— begin —

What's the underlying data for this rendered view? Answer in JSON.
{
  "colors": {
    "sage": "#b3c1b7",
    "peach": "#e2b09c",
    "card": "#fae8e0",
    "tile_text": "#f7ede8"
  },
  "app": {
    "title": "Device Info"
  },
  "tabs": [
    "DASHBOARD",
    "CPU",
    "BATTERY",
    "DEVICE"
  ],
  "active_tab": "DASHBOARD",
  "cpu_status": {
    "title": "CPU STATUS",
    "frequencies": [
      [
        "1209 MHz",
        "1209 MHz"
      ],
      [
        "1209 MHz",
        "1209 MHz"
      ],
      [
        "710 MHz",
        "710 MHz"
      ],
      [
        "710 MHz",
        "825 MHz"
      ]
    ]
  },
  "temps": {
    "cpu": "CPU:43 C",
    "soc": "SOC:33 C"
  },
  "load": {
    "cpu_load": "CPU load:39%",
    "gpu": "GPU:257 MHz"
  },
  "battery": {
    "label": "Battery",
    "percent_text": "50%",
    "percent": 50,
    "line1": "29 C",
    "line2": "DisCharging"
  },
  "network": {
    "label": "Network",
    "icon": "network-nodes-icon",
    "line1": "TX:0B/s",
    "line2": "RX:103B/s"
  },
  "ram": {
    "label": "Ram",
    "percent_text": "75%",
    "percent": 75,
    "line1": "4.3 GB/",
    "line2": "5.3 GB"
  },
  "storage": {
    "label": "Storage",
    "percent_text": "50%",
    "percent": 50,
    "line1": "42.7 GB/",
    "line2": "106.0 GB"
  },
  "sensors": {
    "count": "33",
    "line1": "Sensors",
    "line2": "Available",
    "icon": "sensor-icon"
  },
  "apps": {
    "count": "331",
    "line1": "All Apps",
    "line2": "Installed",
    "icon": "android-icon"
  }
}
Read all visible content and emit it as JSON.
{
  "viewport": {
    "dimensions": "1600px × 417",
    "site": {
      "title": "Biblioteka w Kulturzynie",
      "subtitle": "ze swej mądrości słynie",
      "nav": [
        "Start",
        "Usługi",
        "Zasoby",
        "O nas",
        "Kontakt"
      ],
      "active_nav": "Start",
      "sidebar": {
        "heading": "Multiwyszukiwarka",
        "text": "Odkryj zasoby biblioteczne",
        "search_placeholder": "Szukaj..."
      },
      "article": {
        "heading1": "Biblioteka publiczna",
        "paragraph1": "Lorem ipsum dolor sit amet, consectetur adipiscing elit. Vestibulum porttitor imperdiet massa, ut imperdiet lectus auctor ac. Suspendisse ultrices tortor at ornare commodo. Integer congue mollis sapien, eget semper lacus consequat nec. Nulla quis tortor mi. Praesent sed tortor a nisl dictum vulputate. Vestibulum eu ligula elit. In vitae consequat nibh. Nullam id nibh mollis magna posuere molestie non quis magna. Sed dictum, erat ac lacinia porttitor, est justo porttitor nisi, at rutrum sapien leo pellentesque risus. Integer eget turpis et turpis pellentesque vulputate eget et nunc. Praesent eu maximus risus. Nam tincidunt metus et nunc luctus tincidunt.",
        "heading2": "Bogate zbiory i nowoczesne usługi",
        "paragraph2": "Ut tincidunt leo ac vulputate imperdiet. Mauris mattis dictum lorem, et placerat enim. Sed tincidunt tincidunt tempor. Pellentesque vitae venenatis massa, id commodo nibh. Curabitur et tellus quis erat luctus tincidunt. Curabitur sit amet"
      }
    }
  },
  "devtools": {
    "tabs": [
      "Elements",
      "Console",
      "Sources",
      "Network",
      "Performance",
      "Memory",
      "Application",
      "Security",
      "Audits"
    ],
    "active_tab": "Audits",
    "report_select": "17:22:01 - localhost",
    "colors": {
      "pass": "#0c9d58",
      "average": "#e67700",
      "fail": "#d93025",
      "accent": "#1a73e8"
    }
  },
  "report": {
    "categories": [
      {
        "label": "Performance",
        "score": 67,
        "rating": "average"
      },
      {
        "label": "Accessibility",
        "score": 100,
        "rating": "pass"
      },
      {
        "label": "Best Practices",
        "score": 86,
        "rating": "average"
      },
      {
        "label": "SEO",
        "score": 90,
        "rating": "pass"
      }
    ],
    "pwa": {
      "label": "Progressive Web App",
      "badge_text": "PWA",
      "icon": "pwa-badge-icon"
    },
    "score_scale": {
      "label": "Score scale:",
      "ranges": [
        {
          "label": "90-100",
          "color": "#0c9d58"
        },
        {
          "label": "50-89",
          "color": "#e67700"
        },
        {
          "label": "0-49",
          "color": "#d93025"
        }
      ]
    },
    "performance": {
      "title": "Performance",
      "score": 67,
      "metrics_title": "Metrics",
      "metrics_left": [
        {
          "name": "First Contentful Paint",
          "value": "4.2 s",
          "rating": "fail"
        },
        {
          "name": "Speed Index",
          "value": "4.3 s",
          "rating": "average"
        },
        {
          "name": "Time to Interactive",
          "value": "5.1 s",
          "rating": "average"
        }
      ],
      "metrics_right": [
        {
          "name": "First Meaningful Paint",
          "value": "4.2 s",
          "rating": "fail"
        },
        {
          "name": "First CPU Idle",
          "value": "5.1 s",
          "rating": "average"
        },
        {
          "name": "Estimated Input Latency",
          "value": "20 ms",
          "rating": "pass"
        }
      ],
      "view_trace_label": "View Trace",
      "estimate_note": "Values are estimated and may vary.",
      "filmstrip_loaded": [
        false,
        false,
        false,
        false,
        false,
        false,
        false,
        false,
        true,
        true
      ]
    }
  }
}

— end —

▸ **Aim**: Reproduce the records word for word.

▸ **Result**:
What's the underlying data for this rendered view? Answer in JSON.
{
  "colors": {
    "sage": "#b3c1b7",
    "peach": "#e2b09c",
    "card": "#fae8e0",
    "tile_text": "#f7ede8"
  },
  "app": {
    "title": "Device Info"
  },
  "tabs": [
    "DASHBOARD",
    "CPU",
    "BATTERY",
    "DEVICE"
  ],
  "active_tab": "DASHBOARD",
  "cpu_status": {
    "title": "CPU STATUS",
    "frequencies": [
      [
        "1209 MHz",
        "1209 MHz"
      ],
      [
        "1209 MHz",
        "1209 MHz"
      ],
      [
        "710 MHz",
        "710 MHz"
      ],
      [
        "710 MHz",
        "825 MHz"
      ]
    ]
  },
  "temps": {
    "cpu": "CPU:43 C",
    "soc": "SOC:33 C"
  },
  "load": {
    "cpu_load": "CPU load:39%",
    "gpu": "GPU:257 MHz"
  },
  "battery": {
    "label": "Battery",
    "percent_text": "50%",
    "percent": 50,
    "line1": "29 C",
    "line2": "DisCharging"
  },
  "network": {
    "label": "Network",
    "icon": "network-nodes-icon",
    "line1": "TX:0B/s",
    "line2": "RX:103B/s"
  },
  "ram": {
    "label": "Ram",
    "percent_text": "75%",
    "percent": 75,
    "line1": "4.3 GB/",
    "line2": "5.3 GB"
  },
  "storage": {
    "label": "Storage",
    "percent_text": "50%",
    "percent": 50,
    "line1": "42.7 GB/",
    "line2": "106.0 GB"
  },
  "sensors": {
    "count": "33",
    "line1": "Sensors",
    "line2": "Available",
    "icon": "sensor-icon"
  },
  "apps": {
    "count": "331",
    "line1": "All Apps",
    "line2": "Installed",
    "icon": "android-icon"
  }
}
Read all visible content and emit it as JSON.
{
  "viewport": {
    "dimensions": "1600px × 417",
    "site": {
      "title": "Biblioteka w Kulturzynie",
      "subtitle": "ze swej mądrości słynie",
      "nav": [
        "Start",
        "Usługi",
        "Zasoby",
        "O nas",
        "Kontakt"
      ],
      "active_nav": "Start",
      "sidebar": {
        "heading": "Multiwyszukiwarka",
        "text": "Odkryj zasoby biblioteczne",
        "search_placeholder": "Szukaj..."
      },
      "article": {
        "heading1": "Biblioteka publiczna",
        "paragraph1": "Lorem ipsum dolor sit amet, consectetur adipiscing elit. Vestibulum porttitor imperdiet massa, ut imperdiet lectus auctor ac. Suspendisse ultrices tortor at ornare commodo. Integer congue mollis sapien, eget semper lacus consequat nec. Nulla quis tortor mi. Praesent sed tortor a nisl dictum vulputate. Vestibulum eu ligula elit. In vitae consequat nibh. Nullam id nibh mollis magna posuere molestie non quis magna. Sed dictum, erat ac lacinia porttitor, est justo porttitor nisi, at rutrum sapien leo pellentesque risus. Integer eget turpis et turpis pellentesque vulputate eget et nunc. Praesent eu maximus risus. Nam tincidunt metus et nunc luctus tincidunt.",
        "heading2": "Bogate zbiory i nowoczesne usługi",
        "paragraph2": "Ut tincidunt leo ac vulputate imperdiet. Mauris mattis dictum lorem, et placerat enim. Sed tincidunt tincidunt tempor. Pellentesque vitae venenatis massa, id commodo nibh. Curabitur et tellus quis erat luctus tincidunt. Curabitur sit amet"
      }
    }
  },
  "devtools": {
    "tabs": [
      "Elements",
      "Console",
      "Sources",
      "Network",
      "Performance",
      "Memory",
      "Application",
      "Security",
      "Audits"
    ],
    "active_tab": "Audits",
    "report_select": "17:22:01 - localhost",
    "colors": {
      "pass": "#0c9d58",
      "average": "#e67700",
      "fail": "#d93025",
      "accent": "#1a73e8"
    }
  },
  "report": {
    "categories": [
      {
        "label": "Performance",
        "score": 67,
        "rating": "average"
      },
      {
        "label": "Accessibility",
        "score": 100,
        "rating": "pass"
      },
      {
        "label": "Best Practices",
        "score": 86,
        "rating": "average"
      },
      {
        "label": "SEO",
        "score": 90,
        "rating": "pass"
      }
    ],
    "pwa": {
      "label": "Progressive Web App",
      "badge_text": "PWA",
      "icon": "pwa-badge-icon"
    },
    "score_scale": {
      "label": "Score scale:",
      "ranges": [
        {
          "label": "90-100",
          "color": "#0c9d58"
        },
        {
          "label": "50-89",
          "color": "#e67700"
        },
        {
          "label": "0-49",
          "color": "#d93025"
        }
      ]
    },
    "performance": {
      "title": "Performance",
      "score": 67,
      "metrics_title": "Metrics",
      "metrics_left": [
        {
          "name": "First Contentful Paint",
          "value": "4.2 s",
          "rating": "fail"
        },
        {
          "name": "Speed Index",
          "value": "4.3 s",
          "rating": "average"
        },
        {
          "name": "Time to Interactive",
          "value": "5.1 s",
          "rating": "average"
        }
      ],
      "metrics_right": [
        {
          "name": "First Meaningful Paint",
          "value": "4.2 s",
          "rating": "fail"
        },
        {
          "name": "First CPU Idle",
          "value": "5.1 s",
          "rating": "average"
        },
        {
          "name": "Estimated Input Latency",
          "value": "20 ms",
          "rating": "pass"
        }
      ],
      "view_trace_label": "View Trace",
      "estimate_note": "Values are estimated and may vary.",
      "filmstrip_loaded": [
        false,
        false,
        false,
        false,
        false,
        false,
        false,
        false,
        true,
        true
      ]
    }
  }
}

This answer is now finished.